To be done: Copy the data exactly; pictures stay out of the copy.

(Data entries)
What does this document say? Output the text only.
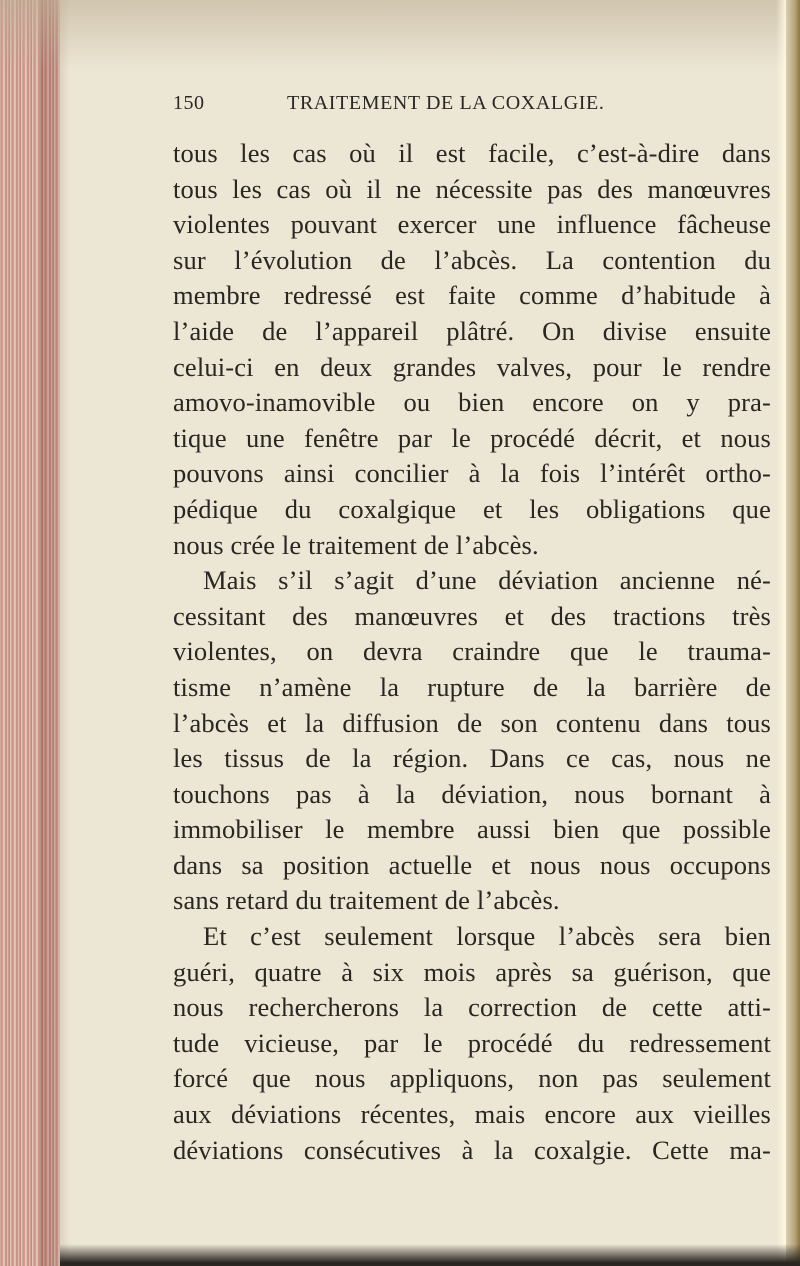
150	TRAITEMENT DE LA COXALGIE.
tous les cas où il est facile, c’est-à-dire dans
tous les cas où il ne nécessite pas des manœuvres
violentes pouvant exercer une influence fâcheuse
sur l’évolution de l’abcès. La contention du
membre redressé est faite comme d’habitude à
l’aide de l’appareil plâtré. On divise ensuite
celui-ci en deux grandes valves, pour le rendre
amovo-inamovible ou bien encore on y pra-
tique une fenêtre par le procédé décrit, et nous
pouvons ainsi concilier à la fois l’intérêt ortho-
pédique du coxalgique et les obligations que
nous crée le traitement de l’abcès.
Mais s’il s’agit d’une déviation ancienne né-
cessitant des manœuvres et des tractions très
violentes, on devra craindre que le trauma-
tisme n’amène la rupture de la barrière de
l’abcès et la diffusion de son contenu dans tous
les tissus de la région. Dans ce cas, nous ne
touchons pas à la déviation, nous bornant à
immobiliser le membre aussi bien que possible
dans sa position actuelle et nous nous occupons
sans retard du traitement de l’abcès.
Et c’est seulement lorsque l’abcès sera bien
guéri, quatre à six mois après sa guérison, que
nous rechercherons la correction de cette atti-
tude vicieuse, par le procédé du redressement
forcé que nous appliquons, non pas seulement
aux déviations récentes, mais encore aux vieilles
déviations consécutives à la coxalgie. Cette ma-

Task answer:
What does this document say? Output the text only.
150	TRAITEMENT DE LA COXALGIE.
tous les cas où il est facile, c’est-à-dire dans
tous les cas où il ne nécessite pas des manœuvres
violentes pouvant exercer une influence fâcheuse
sur l’évolution de l’abcès. La contention du
membre redressé est faite comme d’habitude à
l’aide de l’appareil plâtré. On divise ensuite
celui-ci en deux grandes valves, pour le rendre
amovo-inamovible ou bien encore on y pra-
tique une fenêtre par le procédé décrit, et nous
pouvons ainsi concilier à la fois l’intérêt ortho-
pédique du coxalgique et les obligations que
nous crée le traitement de l’abcès.
Mais s’il s’agit d’une déviation ancienne né-
cessitant des manœuvres et des tractions très
violentes, on devra craindre que le trauma-
tisme n’amène la rupture de la barrière de
l’abcès et la diffusion de son contenu dans tous
les tissus de la région. Dans ce cas, nous ne
touchons pas à la déviation, nous bornant à
immobiliser le membre aussi bien que possible
dans sa position actuelle et nous nous occupons
sans retard du traitement de l’abcès.
Et c’est seulement lorsque l’abcès sera bien
guéri, quatre à six mois après sa guérison, que
nous rechercherons la correction de cette atti-
tude vicieuse, par le procédé du redressement
forcé que nous appliquons, non pas seulement
aux déviations récentes, mais encore aux vieilles
déviations consécutives à la coxalgie. Cette ma-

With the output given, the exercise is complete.